Extracted entries:
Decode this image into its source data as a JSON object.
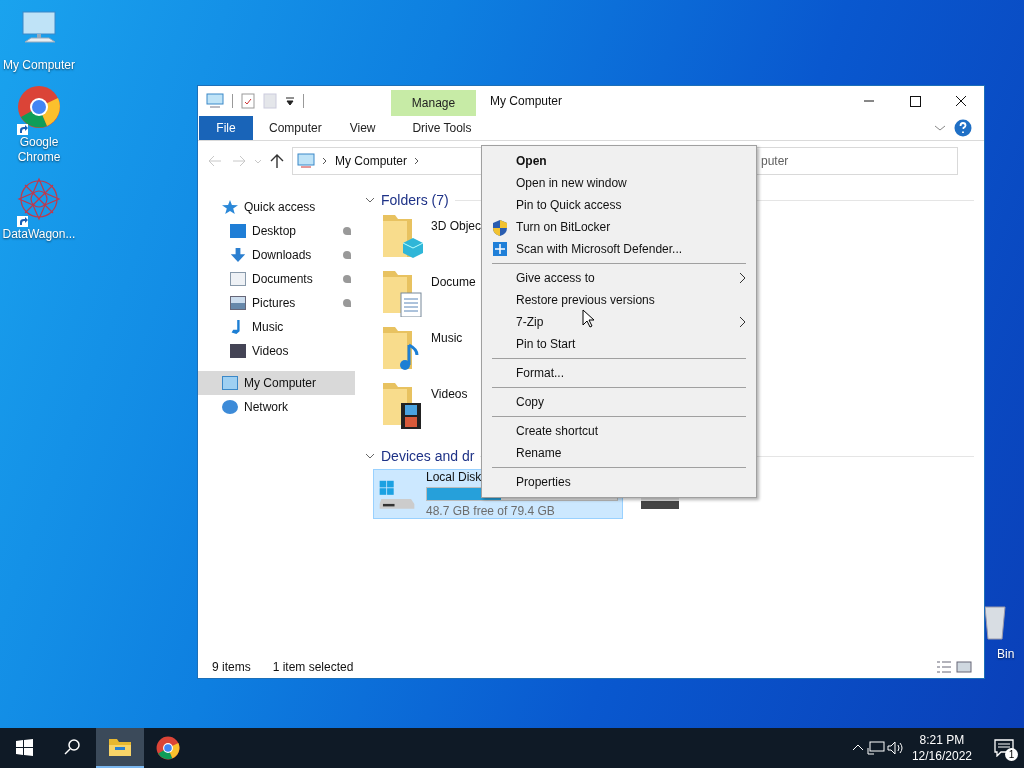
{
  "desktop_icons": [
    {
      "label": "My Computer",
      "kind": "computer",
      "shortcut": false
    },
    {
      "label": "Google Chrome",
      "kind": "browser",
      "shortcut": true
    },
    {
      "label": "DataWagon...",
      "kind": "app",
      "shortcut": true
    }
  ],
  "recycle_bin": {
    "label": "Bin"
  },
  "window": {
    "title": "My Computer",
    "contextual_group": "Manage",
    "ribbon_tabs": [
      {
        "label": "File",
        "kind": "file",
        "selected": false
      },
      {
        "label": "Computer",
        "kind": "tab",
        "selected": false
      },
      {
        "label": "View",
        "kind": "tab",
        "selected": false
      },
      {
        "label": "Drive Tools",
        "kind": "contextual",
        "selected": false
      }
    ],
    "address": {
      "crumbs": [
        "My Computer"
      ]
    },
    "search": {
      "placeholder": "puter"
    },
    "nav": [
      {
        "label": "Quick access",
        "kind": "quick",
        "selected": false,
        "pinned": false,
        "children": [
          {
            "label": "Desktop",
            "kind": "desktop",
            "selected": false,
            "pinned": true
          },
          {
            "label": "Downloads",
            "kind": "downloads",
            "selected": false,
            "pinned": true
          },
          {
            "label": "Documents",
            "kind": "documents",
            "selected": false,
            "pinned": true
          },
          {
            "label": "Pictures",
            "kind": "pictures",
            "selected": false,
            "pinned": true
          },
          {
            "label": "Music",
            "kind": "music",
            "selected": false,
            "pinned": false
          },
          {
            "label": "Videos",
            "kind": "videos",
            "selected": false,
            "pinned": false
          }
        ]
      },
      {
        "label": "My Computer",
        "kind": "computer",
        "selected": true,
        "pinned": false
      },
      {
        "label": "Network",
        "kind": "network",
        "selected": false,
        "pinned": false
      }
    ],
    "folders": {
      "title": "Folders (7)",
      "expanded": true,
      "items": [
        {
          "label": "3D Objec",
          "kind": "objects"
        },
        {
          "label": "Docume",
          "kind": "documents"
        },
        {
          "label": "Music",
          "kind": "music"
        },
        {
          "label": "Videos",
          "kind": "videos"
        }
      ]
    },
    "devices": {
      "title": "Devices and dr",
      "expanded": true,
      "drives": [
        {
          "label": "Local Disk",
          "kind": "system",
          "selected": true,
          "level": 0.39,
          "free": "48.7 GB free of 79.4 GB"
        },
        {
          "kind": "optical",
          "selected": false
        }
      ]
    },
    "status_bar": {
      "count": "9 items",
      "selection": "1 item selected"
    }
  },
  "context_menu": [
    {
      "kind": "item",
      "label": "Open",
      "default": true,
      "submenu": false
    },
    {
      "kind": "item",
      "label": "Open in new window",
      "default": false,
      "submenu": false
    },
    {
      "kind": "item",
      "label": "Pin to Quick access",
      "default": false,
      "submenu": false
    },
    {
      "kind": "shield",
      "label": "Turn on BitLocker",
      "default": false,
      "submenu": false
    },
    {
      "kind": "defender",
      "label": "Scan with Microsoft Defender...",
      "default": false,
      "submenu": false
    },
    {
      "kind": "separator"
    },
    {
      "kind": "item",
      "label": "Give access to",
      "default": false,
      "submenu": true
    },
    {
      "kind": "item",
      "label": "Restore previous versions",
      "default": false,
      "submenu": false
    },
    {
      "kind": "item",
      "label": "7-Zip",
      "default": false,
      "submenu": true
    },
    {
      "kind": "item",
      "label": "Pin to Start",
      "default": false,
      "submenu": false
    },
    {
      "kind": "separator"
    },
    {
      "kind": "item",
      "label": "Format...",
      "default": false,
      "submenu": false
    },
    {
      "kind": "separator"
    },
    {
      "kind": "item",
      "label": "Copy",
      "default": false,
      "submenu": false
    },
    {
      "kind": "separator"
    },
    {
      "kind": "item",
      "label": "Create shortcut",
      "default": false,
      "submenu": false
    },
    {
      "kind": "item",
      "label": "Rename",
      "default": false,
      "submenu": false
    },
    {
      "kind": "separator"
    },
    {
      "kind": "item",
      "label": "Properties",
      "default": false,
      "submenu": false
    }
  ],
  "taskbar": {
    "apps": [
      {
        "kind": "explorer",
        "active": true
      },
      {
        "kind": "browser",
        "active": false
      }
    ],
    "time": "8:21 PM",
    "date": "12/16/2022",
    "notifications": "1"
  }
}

...

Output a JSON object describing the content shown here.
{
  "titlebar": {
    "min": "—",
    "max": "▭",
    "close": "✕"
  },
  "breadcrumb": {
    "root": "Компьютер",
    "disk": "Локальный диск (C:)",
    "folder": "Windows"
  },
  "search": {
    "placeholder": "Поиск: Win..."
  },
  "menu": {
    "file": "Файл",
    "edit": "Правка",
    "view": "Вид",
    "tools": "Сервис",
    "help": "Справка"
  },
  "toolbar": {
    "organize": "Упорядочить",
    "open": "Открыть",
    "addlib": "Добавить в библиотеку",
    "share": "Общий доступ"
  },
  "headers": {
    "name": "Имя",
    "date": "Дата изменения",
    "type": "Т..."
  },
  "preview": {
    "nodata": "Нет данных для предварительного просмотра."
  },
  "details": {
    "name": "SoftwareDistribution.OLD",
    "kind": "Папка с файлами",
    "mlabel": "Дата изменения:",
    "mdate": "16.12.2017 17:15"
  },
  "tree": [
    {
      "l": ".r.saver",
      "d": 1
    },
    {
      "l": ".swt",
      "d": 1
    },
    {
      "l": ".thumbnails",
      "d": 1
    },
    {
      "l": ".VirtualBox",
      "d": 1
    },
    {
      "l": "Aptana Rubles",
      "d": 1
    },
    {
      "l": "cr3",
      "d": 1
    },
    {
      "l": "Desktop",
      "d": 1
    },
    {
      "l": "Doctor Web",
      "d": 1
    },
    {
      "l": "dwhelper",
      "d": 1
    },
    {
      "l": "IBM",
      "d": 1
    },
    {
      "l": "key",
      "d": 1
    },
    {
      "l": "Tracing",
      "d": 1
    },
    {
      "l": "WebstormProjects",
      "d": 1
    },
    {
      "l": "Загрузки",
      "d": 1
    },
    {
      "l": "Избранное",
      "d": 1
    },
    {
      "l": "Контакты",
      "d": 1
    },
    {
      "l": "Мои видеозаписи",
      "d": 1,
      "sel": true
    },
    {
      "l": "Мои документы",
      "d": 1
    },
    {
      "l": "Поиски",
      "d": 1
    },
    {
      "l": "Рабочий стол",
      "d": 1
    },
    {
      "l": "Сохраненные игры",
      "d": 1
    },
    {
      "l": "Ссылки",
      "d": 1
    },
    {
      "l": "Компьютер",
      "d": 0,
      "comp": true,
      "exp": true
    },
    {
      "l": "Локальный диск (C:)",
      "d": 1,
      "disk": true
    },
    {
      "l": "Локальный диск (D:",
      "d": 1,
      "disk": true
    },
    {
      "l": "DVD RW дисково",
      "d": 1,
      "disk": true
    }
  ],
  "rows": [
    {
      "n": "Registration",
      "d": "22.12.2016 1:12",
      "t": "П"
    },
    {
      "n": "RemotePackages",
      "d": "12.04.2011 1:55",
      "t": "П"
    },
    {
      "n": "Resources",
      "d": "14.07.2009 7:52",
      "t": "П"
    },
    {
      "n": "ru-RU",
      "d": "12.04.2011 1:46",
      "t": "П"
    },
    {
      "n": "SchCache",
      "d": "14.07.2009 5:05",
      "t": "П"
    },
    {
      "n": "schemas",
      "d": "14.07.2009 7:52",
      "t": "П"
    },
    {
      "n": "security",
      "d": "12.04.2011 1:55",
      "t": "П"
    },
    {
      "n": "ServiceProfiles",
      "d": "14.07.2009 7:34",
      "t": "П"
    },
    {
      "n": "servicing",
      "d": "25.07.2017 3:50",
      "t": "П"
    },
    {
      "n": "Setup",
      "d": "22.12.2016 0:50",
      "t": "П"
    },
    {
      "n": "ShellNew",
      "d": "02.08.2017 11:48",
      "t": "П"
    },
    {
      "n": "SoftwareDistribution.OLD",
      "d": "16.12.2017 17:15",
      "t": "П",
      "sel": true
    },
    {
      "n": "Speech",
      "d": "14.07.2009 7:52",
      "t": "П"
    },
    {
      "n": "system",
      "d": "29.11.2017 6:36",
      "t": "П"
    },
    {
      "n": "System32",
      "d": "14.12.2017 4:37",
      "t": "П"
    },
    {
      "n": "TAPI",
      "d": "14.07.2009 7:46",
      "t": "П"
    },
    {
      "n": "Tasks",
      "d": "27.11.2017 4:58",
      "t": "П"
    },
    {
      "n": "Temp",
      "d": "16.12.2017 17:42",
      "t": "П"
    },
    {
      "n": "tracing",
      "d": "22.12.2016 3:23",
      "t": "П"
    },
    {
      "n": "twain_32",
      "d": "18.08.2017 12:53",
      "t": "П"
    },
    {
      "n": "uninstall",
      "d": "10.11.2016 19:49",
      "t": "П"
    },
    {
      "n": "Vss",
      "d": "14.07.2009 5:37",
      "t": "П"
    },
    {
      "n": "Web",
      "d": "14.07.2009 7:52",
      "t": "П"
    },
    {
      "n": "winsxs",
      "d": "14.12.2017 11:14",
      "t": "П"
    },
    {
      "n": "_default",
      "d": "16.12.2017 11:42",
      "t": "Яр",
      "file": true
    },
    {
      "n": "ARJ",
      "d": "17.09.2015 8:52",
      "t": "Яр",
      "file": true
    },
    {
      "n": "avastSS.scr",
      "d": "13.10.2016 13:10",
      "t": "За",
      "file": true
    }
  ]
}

Required task: Show the lines that mention the word "JSON".

Reply:
Decode this image into its source data as a JSON object.
Output a JSON object describing the content shown here.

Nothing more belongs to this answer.